For every line in the records that has the word "JSON", make a copy.

>> start

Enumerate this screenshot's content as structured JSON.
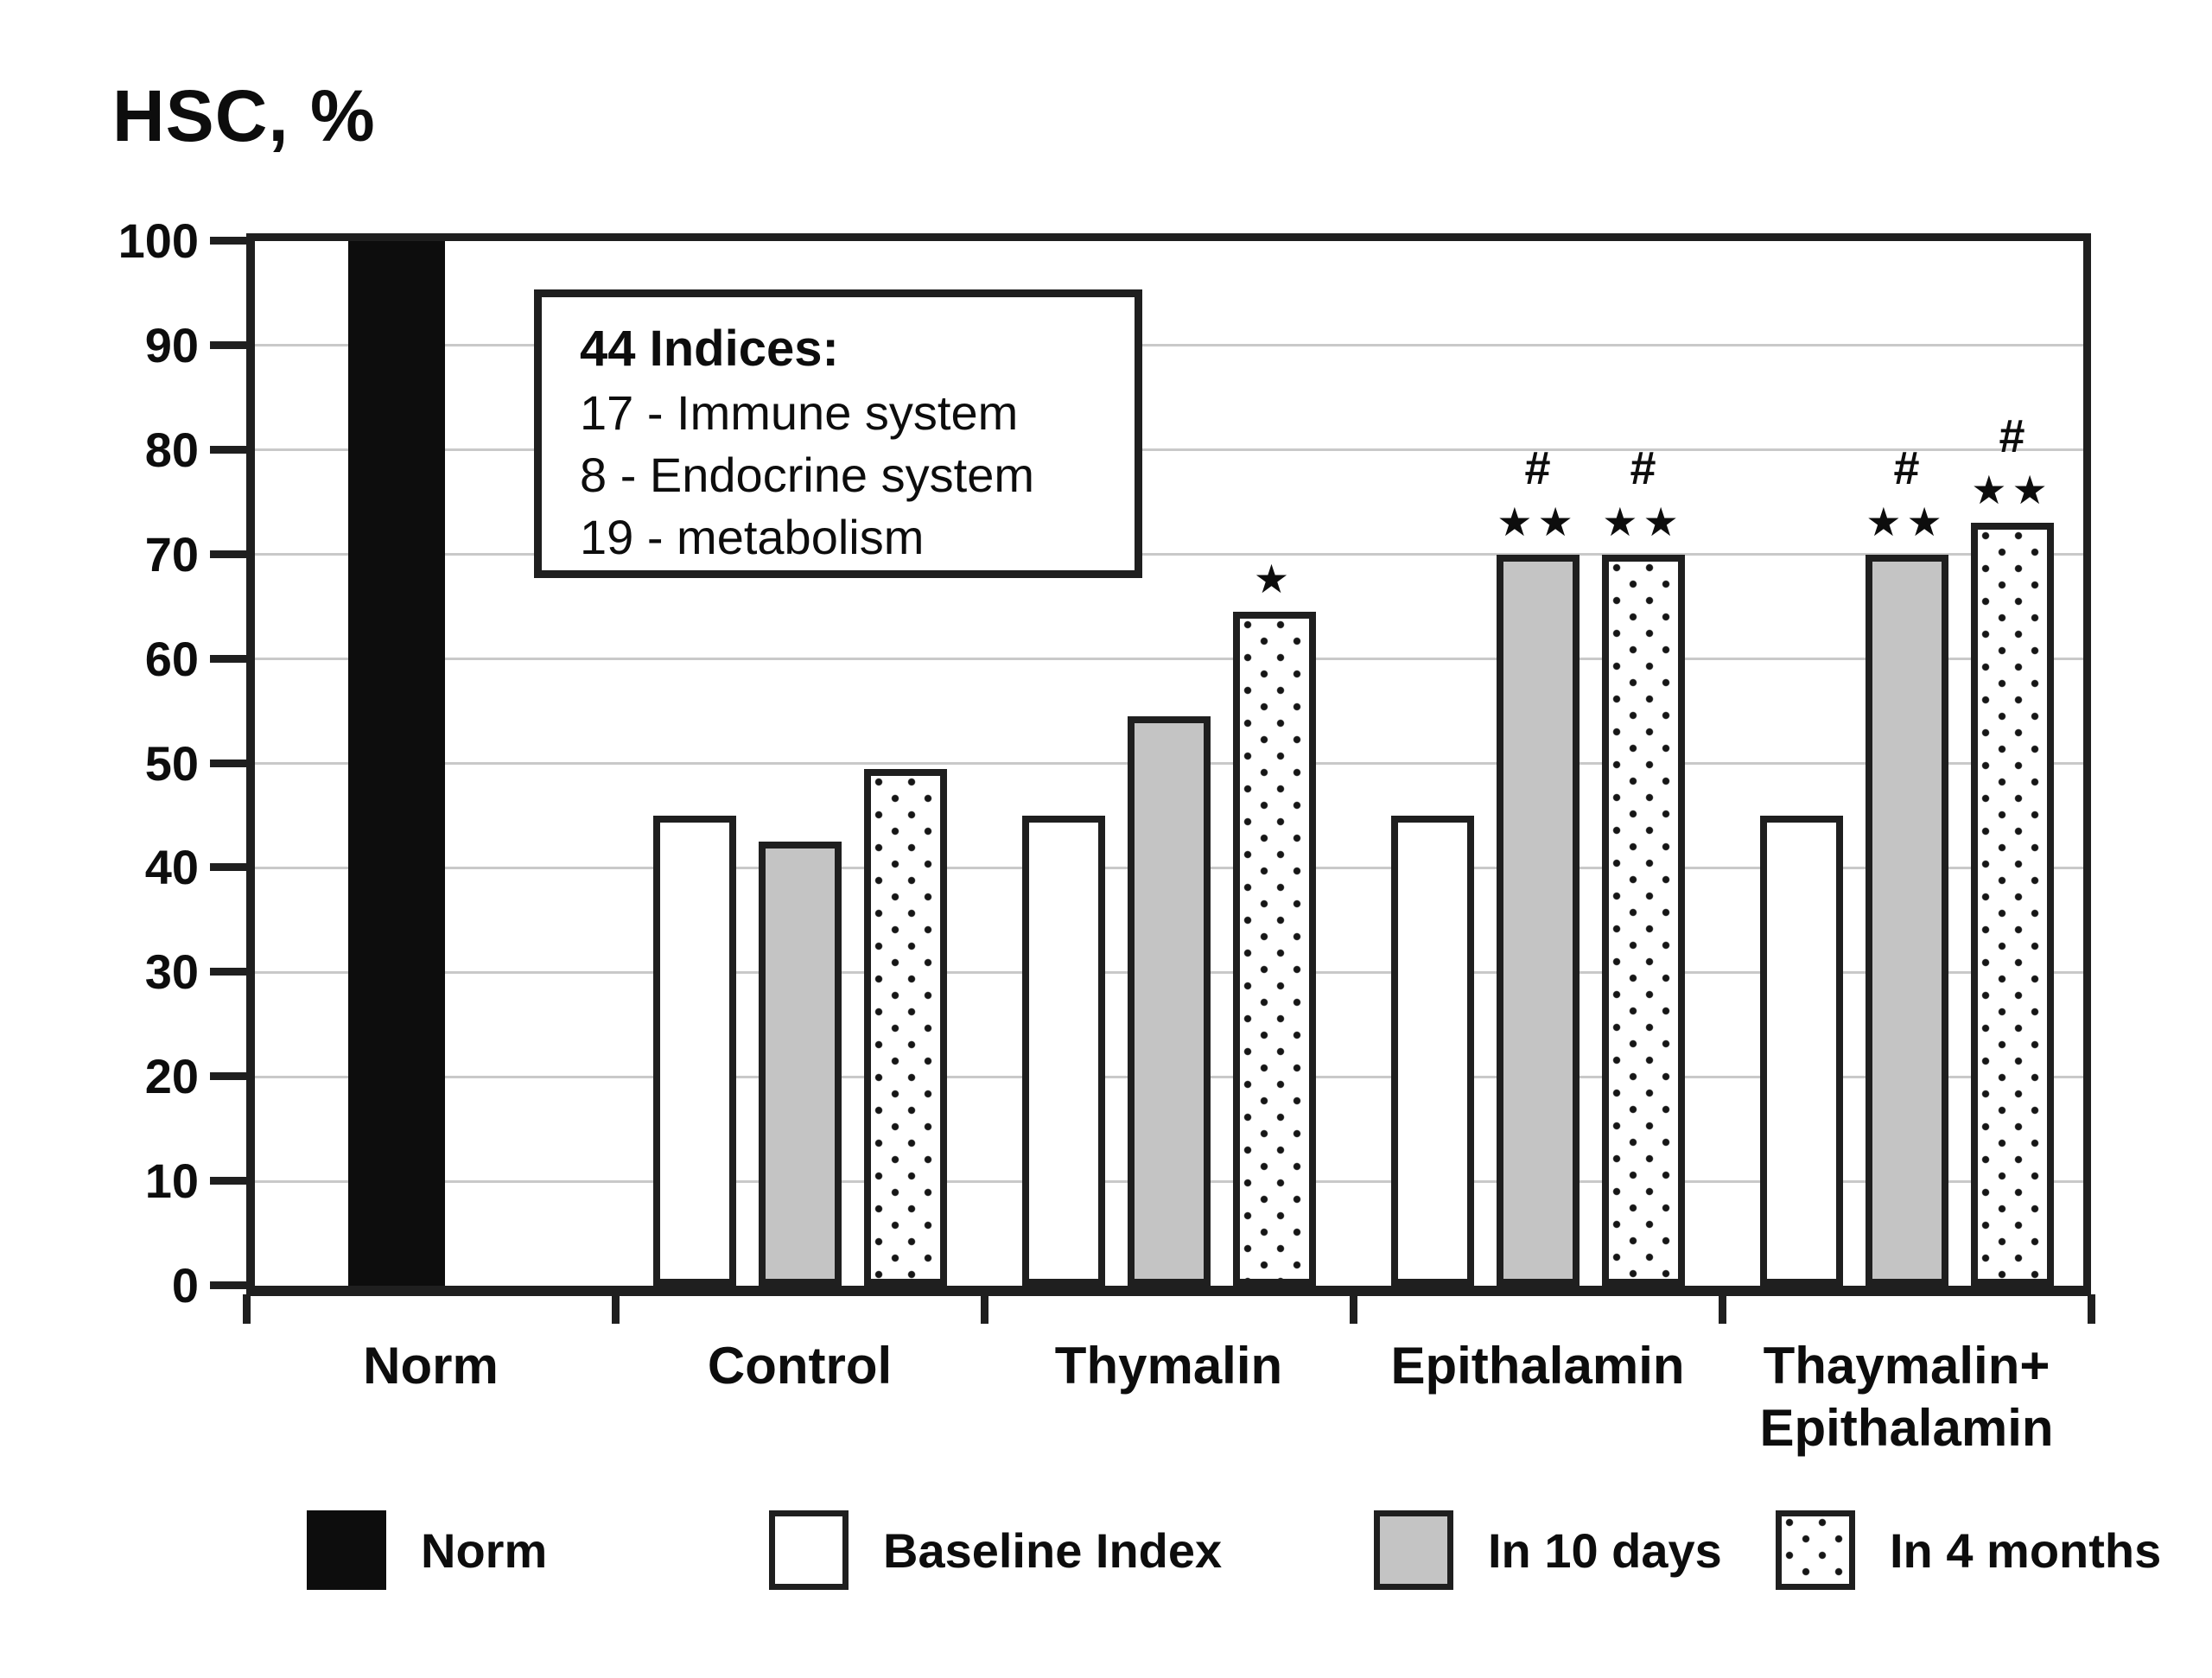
{
  "title": "HSC, %",
  "annotation_box": {
    "heading": "44 Indices:",
    "lines": [
      "17 - Immune system",
      "8 - Endocrine system",
      "19 - metabolism"
    ]
  },
  "chart_data": {
    "type": "bar",
    "title": "HSC, %",
    "ylabel": "HSC, %",
    "ylim": [
      0,
      100
    ],
    "yticks": [
      0,
      10,
      20,
      30,
      40,
      50,
      60,
      70,
      80,
      90,
      100
    ],
    "grid": true,
    "legend_position": "bottom",
    "categories": [
      "Norm",
      "Control",
      "Thymalin",
      "Epithalamin",
      "Thaymalin+\nEpithalamin"
    ],
    "series": [
      {
        "name": "Norm",
        "style": "black",
        "values": [
          100,
          null,
          null,
          null,
          null
        ]
      },
      {
        "name": "Baseline Index",
        "style": "white",
        "values": [
          null,
          45,
          45,
          45,
          45
        ]
      },
      {
        "name": "In 10 days",
        "style": "gray",
        "values": [
          null,
          42.5,
          54.5,
          70,
          70
        ]
      },
      {
        "name": "In 4 months",
        "style": "dotted",
        "values": [
          null,
          49.5,
          64.5,
          70,
          73
        ]
      }
    ],
    "annotations": [
      {
        "category_index": 2,
        "series_index": 3,
        "stars": "★",
        "hash": ""
      },
      {
        "category_index": 3,
        "series_index": 2,
        "stars": "★★",
        "hash": "#"
      },
      {
        "category_index": 3,
        "series_index": 3,
        "stars": "★★",
        "hash": "#"
      },
      {
        "category_index": 4,
        "series_index": 2,
        "stars": "★★",
        "hash": "#"
      },
      {
        "category_index": 4,
        "series_index": 3,
        "stars": "★★",
        "hash": "#"
      }
    ],
    "legend": [
      {
        "label": "Norm",
        "style": "black"
      },
      {
        "label": "Baseline Index",
        "style": "white"
      },
      {
        "label": "In 10 days",
        "style": "gray"
      },
      {
        "label": "In 4 months",
        "style": "dotted"
      }
    ],
    "colors": {
      "bar_black": "#0d0d0d",
      "bar_white": "#ffffff",
      "bar_gray": "#c4c4c4",
      "border": "#1f1f1f",
      "grid": "#c9c9c9",
      "text": "#111111"
    }
  }
}
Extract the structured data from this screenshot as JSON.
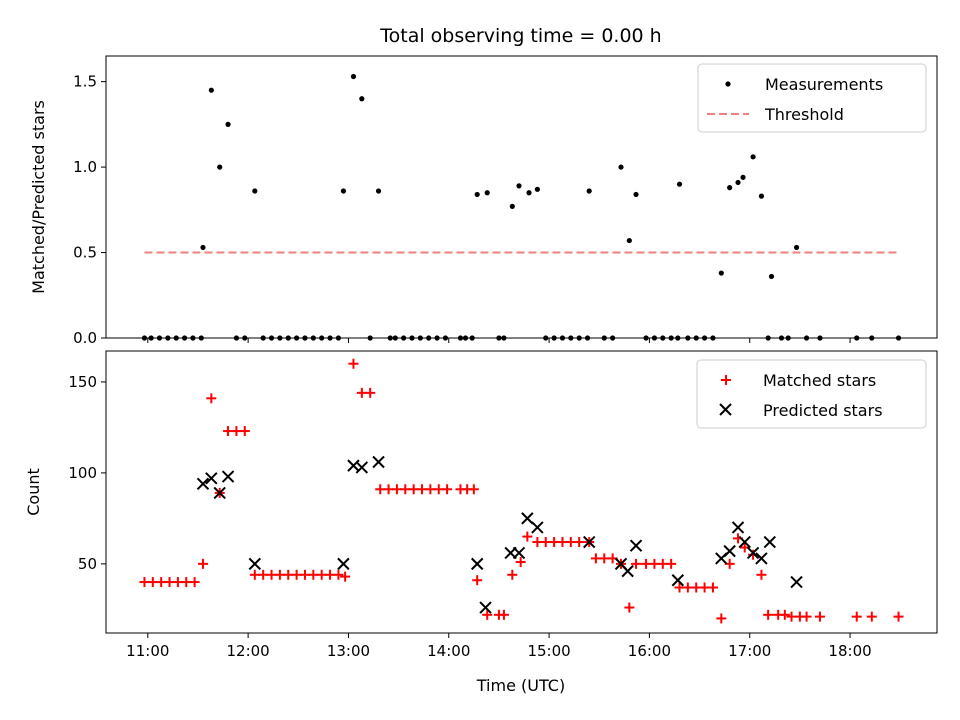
{
  "figure": {
    "title": "Total observing time = 0.00 h",
    "xlabel": "Time (UTC)"
  },
  "colors": {
    "measurement": "#000000",
    "threshold": "#f08080",
    "matched": "#ff0000",
    "predicted": "#000000"
  },
  "chart_data": [
    {
      "type": "scatter",
      "ylabel": "Matched/Predicted stars",
      "xlim": [
        "10:35",
        "18:52"
      ],
      "ylim": [
        0,
        1.65
      ],
      "yticks": [
        0.0,
        0.5,
        1.0,
        1.5
      ],
      "ytick_labels": [
        "0.0",
        "0.5",
        "1.0",
        "1.5"
      ],
      "legend_position": "upper right",
      "legend": [
        {
          "label": "Measurements",
          "marker": "dot"
        },
        {
          "label": "Threshold",
          "marker": "dashed-line"
        }
      ],
      "threshold": {
        "value": 0.5,
        "x_start": "10:58",
        "x_end": "18:30"
      },
      "series": [
        {
          "name": "Measurements",
          "points": [
            [
              "10:58",
              0
            ],
            [
              "11:02",
              0
            ],
            [
              "11:07",
              0
            ],
            [
              "11:12",
              0
            ],
            [
              "11:17",
              0
            ],
            [
              "11:22",
              0
            ],
            [
              "11:27",
              0
            ],
            [
              "11:32",
              0
            ],
            [
              "11:33",
              0.53
            ],
            [
              "11:38",
              1.45
            ],
            [
              "11:43",
              1.0
            ],
            [
              "11:48",
              1.25
            ],
            [
              "11:53",
              0
            ],
            [
              "11:58",
              0
            ],
            [
              "12:04",
              0.86
            ],
            [
              "12:09",
              0
            ],
            [
              "12:14",
              0
            ],
            [
              "12:19",
              0
            ],
            [
              "12:24",
              0
            ],
            [
              "12:29",
              0
            ],
            [
              "12:34",
              0
            ],
            [
              "12:39",
              0
            ],
            [
              "12:44",
              0
            ],
            [
              "12:49",
              0
            ],
            [
              "12:54",
              0
            ],
            [
              "12:57",
              0.86
            ],
            [
              "13:03",
              1.53
            ],
            [
              "13:08",
              1.4
            ],
            [
              "13:13",
              0
            ],
            [
              "13:18",
              0.86
            ],
            [
              "13:25",
              0
            ],
            [
              "13:28",
              0
            ],
            [
              "13:33",
              0
            ],
            [
              "13:38",
              0
            ],
            [
              "13:43",
              0
            ],
            [
              "13:48",
              0
            ],
            [
              "13:53",
              0
            ],
            [
              "13:58",
              0
            ],
            [
              "14:07",
              0
            ],
            [
              "14:10",
              0
            ],
            [
              "14:14",
              0
            ],
            [
              "14:17",
              0.84
            ],
            [
              "14:23",
              0.85
            ],
            [
              "14:30",
              0
            ],
            [
              "14:33",
              0
            ],
            [
              "14:38",
              0.77
            ],
            [
              "14:42",
              0.89
            ],
            [
              "14:48",
              0.85
            ],
            [
              "14:53",
              0.87
            ],
            [
              "14:58",
              0
            ],
            [
              "15:03",
              0
            ],
            [
              "15:08",
              0
            ],
            [
              "15:13",
              0
            ],
            [
              "15:18",
              0
            ],
            [
              "15:23",
              0
            ],
            [
              "15:24",
              0.86
            ],
            [
              "15:33",
              0
            ],
            [
              "15:38",
              0
            ],
            [
              "15:43",
              1.0
            ],
            [
              "15:48",
              0.57
            ],
            [
              "15:52",
              0.84
            ],
            [
              "15:58",
              0
            ],
            [
              "16:03",
              0
            ],
            [
              "16:08",
              0
            ],
            [
              "16:13",
              0
            ],
            [
              "16:17",
              0
            ],
            [
              "16:18",
              0.9
            ],
            [
              "16:23",
              0
            ],
            [
              "16:28",
              0
            ],
            [
              "16:33",
              0
            ],
            [
              "16:38",
              0
            ],
            [
              "16:43",
              0.38
            ],
            [
              "16:48",
              0.88
            ],
            [
              "16:53",
              0.91
            ],
            [
              "16:56",
              0.94
            ],
            [
              "17:02",
              1.06
            ],
            [
              "17:07",
              0.83
            ],
            [
              "17:11",
              0
            ],
            [
              "17:13",
              0.36
            ],
            [
              "17:19",
              0
            ],
            [
              "17:23",
              0
            ],
            [
              "17:28",
              0.53
            ],
            [
              "17:34",
              0
            ],
            [
              "17:42",
              0
            ],
            [
              "18:04",
              0
            ],
            [
              "18:13",
              0
            ],
            [
              "18:29",
              0
            ]
          ]
        }
      ]
    },
    {
      "type": "scatter",
      "ylabel": "Count",
      "xlim": [
        "10:35",
        "18:52"
      ],
      "ylim": [
        12,
        167
      ],
      "yticks": [
        50,
        100,
        150
      ],
      "ytick_labels": [
        "50",
        "100",
        "150"
      ],
      "xticks": [
        "11:00",
        "12:00",
        "13:00",
        "14:00",
        "15:00",
        "16:00",
        "17:00",
        "18:00"
      ],
      "xtick_labels": [
        "11:00",
        "12:00",
        "13:00",
        "14:00",
        "15:00",
        "16:00",
        "17:00",
        "18:00"
      ],
      "legend_position": "upper right",
      "legend": [
        {
          "label": "Matched stars",
          "marker": "plus"
        },
        {
          "label": "Predicted stars",
          "marker": "x"
        }
      ],
      "series": [
        {
          "name": "Matched stars",
          "points": [
            [
              "10:58",
              40
            ],
            [
              "11:03",
              40
            ],
            [
              "11:08",
              40
            ],
            [
              "11:13",
              40
            ],
            [
              "11:18",
              40
            ],
            [
              "11:23",
              40
            ],
            [
              "11:28",
              40
            ],
            [
              "11:33",
              50
            ],
            [
              "11:38",
              141
            ],
            [
              "11:43",
              89
            ],
            [
              "11:48",
              123
            ],
            [
              "11:53",
              123
            ],
            [
              "11:58",
              123
            ],
            [
              "12:04",
              44
            ],
            [
              "12:09",
              44
            ],
            [
              "12:14",
              44
            ],
            [
              "12:19",
              44
            ],
            [
              "12:24",
              44
            ],
            [
              "12:29",
              44
            ],
            [
              "12:34",
              44
            ],
            [
              "12:39",
              44
            ],
            [
              "12:44",
              44
            ],
            [
              "12:49",
              44
            ],
            [
              "12:54",
              44
            ],
            [
              "12:58",
              43
            ],
            [
              "13:03",
              160
            ],
            [
              "13:08",
              144
            ],
            [
              "13:13",
              144
            ],
            [
              "13:19",
              91
            ],
            [
              "13:24",
              91
            ],
            [
              "13:29",
              91
            ],
            [
              "13:34",
              91
            ],
            [
              "13:39",
              91
            ],
            [
              "13:44",
              91
            ],
            [
              "13:49",
              91
            ],
            [
              "13:54",
              91
            ],
            [
              "13:59",
              91
            ],
            [
              "14:07",
              91
            ],
            [
              "14:11",
              91
            ],
            [
              "14:15",
              91
            ],
            [
              "14:17",
              41
            ],
            [
              "14:23",
              22
            ],
            [
              "14:30",
              22
            ],
            [
              "14:33",
              22
            ],
            [
              "14:38",
              44
            ],
            [
              "14:43",
              51
            ],
            [
              "14:47",
              65
            ],
            [
              "14:53",
              62
            ],
            [
              "14:58",
              62
            ],
            [
              "15:03",
              62
            ],
            [
              "15:08",
              62
            ],
            [
              "15:13",
              62
            ],
            [
              "15:18",
              62
            ],
            [
              "15:24",
              62
            ],
            [
              "15:28",
              53
            ],
            [
              "15:33",
              53
            ],
            [
              "15:38",
              53
            ],
            [
              "15:43",
              50
            ],
            [
              "15:48",
              26
            ],
            [
              "15:52",
              50
            ],
            [
              "15:58",
              50
            ],
            [
              "16:03",
              50
            ],
            [
              "16:08",
              50
            ],
            [
              "16:13",
              50
            ],
            [
              "16:18",
              37
            ],
            [
              "16:23",
              37
            ],
            [
              "16:28",
              37
            ],
            [
              "16:33",
              37
            ],
            [
              "16:38",
              37
            ],
            [
              "16:43",
              20
            ],
            [
              "16:48",
              50
            ],
            [
              "16:53",
              64
            ],
            [
              "16:57",
              59
            ],
            [
              "17:02",
              55
            ],
            [
              "17:07",
              44
            ],
            [
              "17:11",
              22
            ],
            [
              "17:17",
              22
            ],
            [
              "17:21",
              22
            ],
            [
              "17:25",
              21
            ],
            [
              "17:30",
              21
            ],
            [
              "17:34",
              21
            ],
            [
              "17:42",
              21
            ],
            [
              "18:04",
              21
            ],
            [
              "18:13",
              21
            ],
            [
              "18:29",
              21
            ]
          ]
        },
        {
          "name": "Predicted stars",
          "points": [
            [
              "11:33",
              94
            ],
            [
              "11:38",
              97
            ],
            [
              "11:43",
              89
            ],
            [
              "11:48",
              98
            ],
            [
              "12:04",
              50
            ],
            [
              "12:57",
              50
            ],
            [
              "13:03",
              104
            ],
            [
              "13:08",
              103
            ],
            [
              "13:18",
              106
            ],
            [
              "14:17",
              50
            ],
            [
              "14:22",
              26
            ],
            [
              "14:37",
              56
            ],
            [
              "14:42",
              56
            ],
            [
              "14:47",
              75
            ],
            [
              "14:53",
              70
            ],
            [
              "15:24",
              62
            ],
            [
              "15:43",
              50
            ],
            [
              "15:47",
              46
            ],
            [
              "15:52",
              60
            ],
            [
              "16:17",
              41
            ],
            [
              "16:43",
              53
            ],
            [
              "16:48",
              57
            ],
            [
              "16:53",
              70
            ],
            [
              "16:57",
              62
            ],
            [
              "17:02",
              56
            ],
            [
              "17:07",
              53
            ],
            [
              "17:12",
              62
            ],
            [
              "17:28",
              40
            ]
          ]
        }
      ]
    }
  ]
}
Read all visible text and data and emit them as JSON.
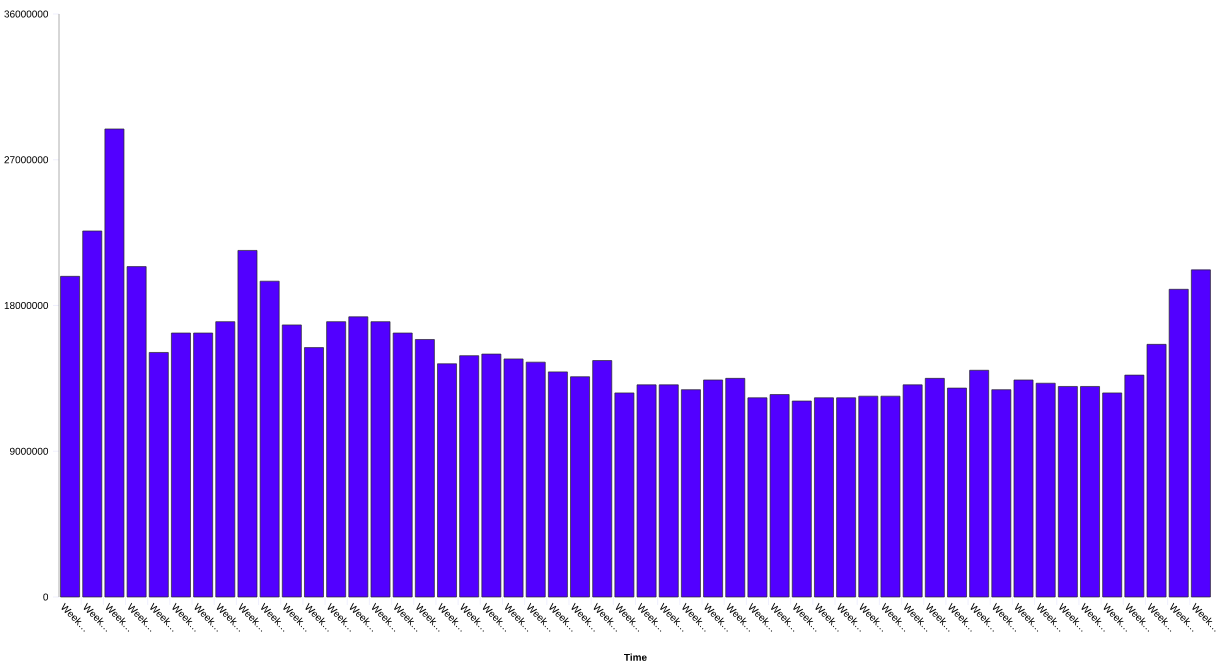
{
  "chart_data": {
    "type": "bar",
    "xlabel": "Time",
    "categories": [
      "Week…",
      "Week…",
      "Week…",
      "Week…",
      "Week…",
      "Week…",
      "Week…",
      "Week…",
      "Week…",
      "Week…",
      "Week…",
      "Week…",
      "Week…",
      "Week…",
      "Week…",
      "Week…",
      "Week…",
      "Week…",
      "Week…",
      "Week…",
      "Week…",
      "Week…",
      "Week…",
      "Week…",
      "Week…",
      "Week…",
      "Week…",
      "Week…",
      "Week…",
      "Week…",
      "Week…",
      "Week…",
      "Week…",
      "Week…",
      "Week…",
      "Week…",
      "Week…",
      "Week…",
      "Week…",
      "Week…",
      "Week…",
      "Week…",
      "Week…",
      "Week…",
      "Week…",
      "Week…",
      "Week…",
      "Week…",
      "Week…",
      "Week…",
      "Week…",
      "Week…"
    ],
    "values": [
      19800000,
      22600000,
      28900000,
      20400000,
      15100000,
      16300000,
      16300000,
      17000000,
      21400000,
      19500000,
      16800000,
      15400000,
      17000000,
      17300000,
      17000000,
      16300000,
      15900000,
      14400000,
      14900000,
      15000000,
      14700000,
      14500000,
      13900000,
      13600000,
      14600000,
      12600000,
      13100000,
      13100000,
      12800000,
      13400000,
      13500000,
      12300000,
      12500000,
      12100000,
      12300000,
      12300000,
      12400000,
      12400000,
      13100000,
      13500000,
      12900000,
      14000000,
      12800000,
      13400000,
      13200000,
      13000000,
      13000000,
      12600000,
      13700000,
      15600000,
      19000000,
      20200000
    ],
    "color": "#5200ff",
    "ylim": [
      0,
      36000000
    ],
    "yticks": [
      0,
      9000000,
      18000000,
      27000000,
      36000000
    ]
  }
}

>> end

[Exercise answer]:
Enumerate this screenshot's content as structured JSON.
Extract the structured data from this screenshot as JSON.
Read all visible text and data and emit them as JSON.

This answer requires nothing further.